Entries drawn from a collection ::

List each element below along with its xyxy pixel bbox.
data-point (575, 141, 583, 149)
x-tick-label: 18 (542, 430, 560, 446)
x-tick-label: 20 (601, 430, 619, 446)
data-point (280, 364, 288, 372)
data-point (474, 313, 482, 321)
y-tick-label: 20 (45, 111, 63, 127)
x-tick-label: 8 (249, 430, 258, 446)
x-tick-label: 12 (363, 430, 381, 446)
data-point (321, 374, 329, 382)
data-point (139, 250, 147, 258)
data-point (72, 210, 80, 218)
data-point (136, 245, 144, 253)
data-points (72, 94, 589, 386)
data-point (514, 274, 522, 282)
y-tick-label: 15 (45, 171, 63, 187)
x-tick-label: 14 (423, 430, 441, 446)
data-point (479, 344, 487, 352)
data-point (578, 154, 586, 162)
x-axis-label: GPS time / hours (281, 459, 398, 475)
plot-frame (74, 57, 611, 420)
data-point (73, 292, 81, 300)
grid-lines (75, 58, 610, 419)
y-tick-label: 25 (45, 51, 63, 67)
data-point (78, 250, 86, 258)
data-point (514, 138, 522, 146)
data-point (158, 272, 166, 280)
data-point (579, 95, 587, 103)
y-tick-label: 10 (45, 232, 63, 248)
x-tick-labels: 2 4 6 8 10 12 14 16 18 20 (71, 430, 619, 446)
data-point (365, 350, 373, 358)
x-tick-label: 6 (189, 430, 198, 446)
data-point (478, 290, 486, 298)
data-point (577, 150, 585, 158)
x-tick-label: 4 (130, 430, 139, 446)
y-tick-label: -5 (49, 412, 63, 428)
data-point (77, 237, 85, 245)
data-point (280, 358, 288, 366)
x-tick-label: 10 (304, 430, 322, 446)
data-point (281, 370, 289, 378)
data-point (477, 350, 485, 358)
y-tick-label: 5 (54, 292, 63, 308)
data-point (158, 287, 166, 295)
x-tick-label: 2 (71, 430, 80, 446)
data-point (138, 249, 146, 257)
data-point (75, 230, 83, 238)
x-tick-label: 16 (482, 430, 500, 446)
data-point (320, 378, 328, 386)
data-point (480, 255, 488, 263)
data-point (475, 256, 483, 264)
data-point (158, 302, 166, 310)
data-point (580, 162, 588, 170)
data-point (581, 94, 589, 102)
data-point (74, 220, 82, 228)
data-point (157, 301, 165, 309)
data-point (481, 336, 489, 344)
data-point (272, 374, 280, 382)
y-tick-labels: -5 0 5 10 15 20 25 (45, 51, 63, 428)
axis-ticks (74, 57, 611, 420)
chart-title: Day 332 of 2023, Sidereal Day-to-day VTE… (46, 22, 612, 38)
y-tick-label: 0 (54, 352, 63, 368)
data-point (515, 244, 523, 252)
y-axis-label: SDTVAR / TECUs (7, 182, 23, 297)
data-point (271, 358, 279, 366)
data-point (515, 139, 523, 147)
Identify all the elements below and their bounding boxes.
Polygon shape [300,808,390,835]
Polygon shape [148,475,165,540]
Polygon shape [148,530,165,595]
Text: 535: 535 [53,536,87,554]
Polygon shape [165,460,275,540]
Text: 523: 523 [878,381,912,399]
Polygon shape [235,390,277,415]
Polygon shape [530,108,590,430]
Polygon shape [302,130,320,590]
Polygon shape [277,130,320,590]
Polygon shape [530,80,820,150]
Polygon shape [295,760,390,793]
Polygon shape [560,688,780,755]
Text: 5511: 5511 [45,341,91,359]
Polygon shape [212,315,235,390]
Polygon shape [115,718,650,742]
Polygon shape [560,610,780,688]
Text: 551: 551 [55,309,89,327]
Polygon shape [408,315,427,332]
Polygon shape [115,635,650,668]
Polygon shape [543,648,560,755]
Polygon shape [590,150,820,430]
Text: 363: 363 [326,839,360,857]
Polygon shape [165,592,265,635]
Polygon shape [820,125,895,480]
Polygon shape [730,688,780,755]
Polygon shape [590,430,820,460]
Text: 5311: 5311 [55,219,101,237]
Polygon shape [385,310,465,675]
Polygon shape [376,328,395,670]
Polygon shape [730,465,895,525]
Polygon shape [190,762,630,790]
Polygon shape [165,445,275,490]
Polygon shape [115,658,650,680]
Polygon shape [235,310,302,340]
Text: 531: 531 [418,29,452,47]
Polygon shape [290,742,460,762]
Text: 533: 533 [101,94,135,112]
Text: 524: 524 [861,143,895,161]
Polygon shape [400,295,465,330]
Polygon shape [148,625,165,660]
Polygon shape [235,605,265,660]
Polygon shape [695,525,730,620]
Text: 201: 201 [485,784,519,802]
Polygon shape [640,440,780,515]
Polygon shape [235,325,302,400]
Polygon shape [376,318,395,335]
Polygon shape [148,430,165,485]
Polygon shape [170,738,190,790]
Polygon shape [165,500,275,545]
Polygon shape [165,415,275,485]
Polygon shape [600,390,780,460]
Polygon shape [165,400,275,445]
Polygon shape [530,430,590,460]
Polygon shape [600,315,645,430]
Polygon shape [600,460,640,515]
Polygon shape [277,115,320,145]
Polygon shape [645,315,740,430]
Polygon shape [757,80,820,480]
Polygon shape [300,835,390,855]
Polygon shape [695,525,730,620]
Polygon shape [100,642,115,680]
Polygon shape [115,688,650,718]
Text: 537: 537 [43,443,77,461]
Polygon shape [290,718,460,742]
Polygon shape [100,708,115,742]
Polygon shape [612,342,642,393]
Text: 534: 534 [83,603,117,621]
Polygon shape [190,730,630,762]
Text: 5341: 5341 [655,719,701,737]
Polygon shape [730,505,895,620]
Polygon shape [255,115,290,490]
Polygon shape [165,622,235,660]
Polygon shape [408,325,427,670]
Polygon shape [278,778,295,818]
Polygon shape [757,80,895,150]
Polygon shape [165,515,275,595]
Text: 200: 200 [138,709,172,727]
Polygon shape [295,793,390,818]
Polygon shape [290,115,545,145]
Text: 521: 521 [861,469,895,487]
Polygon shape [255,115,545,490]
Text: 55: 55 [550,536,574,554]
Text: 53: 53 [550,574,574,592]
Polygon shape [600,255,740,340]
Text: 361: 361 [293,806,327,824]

INSTRUCTIONS FOR THE TASK ::
Convert every line in the records above into a numbered list, omitting any blank lines.

ANSWER TO THE EXERCISE ::
1. List each element below along with its xyxy pixel bbox.
2. data-point (575, 141, 583, 149)
3. x-tick-label: 18 (542, 430, 560, 446)
4. x-tick-label: 20 (601, 430, 619, 446)
5. data-point (280, 364, 288, 372)
6. data-point (474, 313, 482, 321)
7. y-tick-label: 20 (45, 111, 63, 127)
8. x-tick-label: 8 (249, 430, 258, 446)
9. x-tick-label: 12 (363, 430, 381, 446)
10. data-point (321, 374, 329, 382)
11. data-point (139, 250, 147, 258)
12. data-point (72, 210, 80, 218)
13. data-point (136, 245, 144, 253)
14. data-points (72, 94, 589, 386)
15. data-point (514, 274, 522, 282)
16. y-tick-label: 15 (45, 171, 63, 187)
17. x-tick-label: 14 (423, 430, 441, 446)
18. data-point (479, 344, 487, 352)
19. data-point (578, 154, 586, 162)
20. x-axis-label: GPS time / hours (281, 459, 398, 475)
21. plot-frame (74, 57, 611, 420)
22. data-point (73, 292, 81, 300)
23. grid-lines (75, 58, 610, 419)
24. y-tick-label: 25 (45, 51, 63, 67)
25. data-point (78, 250, 86, 258)
26. data-point (514, 138, 522, 146)
27. data-point (158, 272, 166, 280)
28. data-point (579, 95, 587, 103)
29. y-tick-label: 10 (45, 232, 63, 248)
30. x-tick-labels: 2 4 6 8 10 12 14 16 18 20 (71, 430, 619, 446)
31. data-point (365, 350, 373, 358)
32. x-tick-label: 6 (189, 430, 198, 446)
33. data-point (478, 290, 486, 298)
34. data-point (577, 150, 585, 158)
35. x-tick-label: 4 (130, 430, 139, 446)
36. y-tick-label: -5 (49, 412, 63, 428)
37. data-point (77, 237, 85, 245)
38. data-point (280, 358, 288, 366)
39. x-tick-label: 10 (304, 430, 322, 446)
40. data-point (281, 370, 289, 378)
41. data-point (477, 350, 485, 358)
42. y-tick-label: 5 (54, 292, 63, 308)
43. data-point (158, 287, 166, 295)
44. x-tick-label: 2 (71, 430, 80, 446)
45. data-point (138, 249, 146, 257)
46. data-point (75, 230, 83, 238)
47. x-tick-label: 16 (482, 430, 500, 446)
48. data-point (320, 378, 328, 386)
49. data-point (480, 255, 488, 263)
50. data-point (475, 256, 483, 264)
51. data-point (158, 302, 166, 310)
52. data-point (580, 162, 588, 170)
53. data-point (581, 94, 589, 102)
54. data-point (74, 220, 82, 228)
55. data-point (157, 301, 165, 309)
56. data-point (481, 336, 489, 344)
57. data-point (272, 374, 280, 382)
58. y-tick-labels: -5 0 5 10 15 20 25 (45, 51, 63, 428)
59. axis-ticks (74, 57, 611, 420)
60. chart-title: Day 332 of 2023, Sidereal Day-to-day VTE… (46, 22, 612, 38)
61. y-tick-label: 0 (54, 352, 63, 368)
62. data-point (515, 244, 523, 252)
63. y-axis-label: SDTVAR / TECUs (7, 182, 23, 297)
64. data-point (271, 358, 279, 366)
65. data-point (515, 139, 523, 147)
66. Identify all the elements below and their bounding boxes.
67. Polygon shape [300,808,390,835]
68. Polygon shape [148,475,165,540]
69. Polygon shape [148,530,165,595]
70. Text: 535: 535 [53,536,87,554]
71. Polygon shape [165,460,275,540]
72. Text: 523: 523 [878,381,912,399]
73. Polygon shape [235,390,277,415]
74. Polygon shape [530,108,590,430]
75. Polygon shape [302,130,320,590]
76. Polygon shape [277,130,320,590]
77. Polygon shape [530,80,820,150]
78. Polygon shape [295,760,390,793]
79. Polygon shape [560,688,780,755]
80. Text: 5511: 5511 [45,341,91,359]
81. Polygon shape [212,315,235,390]
82. Polygon shape [115,718,650,742]
83. Polygon shape [560,610,780,688]
84. Text: 551: 551 [55,309,89,327]
85. Polygon shape [408,315,427,332]
86. Polygon shape [115,635,650,668]
87. Polygon shape [543,648,560,755]
88. Polygon shape [590,150,820,430]
89. Text: 363: 363 [326,839,360,857]
90. Polygon shape [165,592,265,635]
91. Polygon shape [820,125,895,480]
92. Polygon shape [730,688,780,755]
93. Polygon shape [590,430,820,460]
94. Text: 5311: 5311 [55,219,101,237]
95. Polygon shape [385,310,465,675]
96. Polygon shape [376,328,395,670]
97. Polygon shape [730,465,895,525]
98. Polygon shape [190,762,630,790]
99. Polygon shape [165,445,275,490]
100. Polygon shape [115,658,650,680]
101. Polygon shape [235,310,302,340]
102. Text: 531: 531 [418,29,452,47]
103. Polygon shape [290,742,460,762]
104. Text: 533: 533 [101,94,135,112]
105. Text: 524: 524 [861,143,895,161]
106. Polygon shape [400,295,465,330]
107. Polygon shape [148,625,165,660]
108. Polygon shape [235,605,265,660]
109. Polygon shape [695,525,730,620]
110. Text: 201: 201 [485,784,519,802]
111. Polygon shape [640,440,780,515]
112. Polygon shape [235,325,302,400]
113. Polygon shape [376,318,395,335]
114. Polygon shape [148,430,165,485]
115. Polygon shape [170,738,190,790]
116. Polygon shape [165,500,275,545]
117. Polygon shape [165,415,275,485]
118. Polygon shape [600,390,780,460]
119. Polygon shape [165,400,275,445]
120. Polygon shape [530,430,590,460]
121. Polygon shape [600,315,645,430]
122. Polygon shape [600,460,640,515]
123. Polygon shape [277,115,320,145]
124. Polygon shape [645,315,740,430]
125. Polygon shape [757,80,820,480]
126. Polygon shape [300,835,390,855]
127. Polygon shape [695,525,730,620]
128. Polygon shape [100,642,115,680]
129. Polygon shape [115,688,650,718]
130. Text: 537: 537 [43,443,77,461]
131. Polygon shape [290,718,460,742]
132. Polygon shape [100,708,115,742]
133. Polygon shape [612,342,642,393]
134. Text: 534: 534 [83,603,117,621]
135. Polygon shape [190,730,630,762]
136. Text: 5341: 5341 [655,719,701,737]
137. Polygon shape [730,505,895,620]
138. Polygon shape [255,115,290,490]
139. Polygon shape [165,622,235,660]
140. Polygon shape [408,325,427,670]
141. Polygon shape [278,778,295,818]
142. Polygon shape [757,80,895,150]
143. Polygon shape [165,515,275,595]
144. Text: 200: 200 [138,709,172,727]
145. Polygon shape [295,793,390,818]
146. Polygon shape [290,115,545,145]
147. Text: 521: 521 [861,469,895,487]
148. Polygon shape [255,115,545,490]
149. Text: 55: 55 [550,536,574,554]
150. Text: 53: 53 [550,574,574,592]
151. Polygon shape [600,255,740,340]
152. Text: 361: 361 [293,806,327,824]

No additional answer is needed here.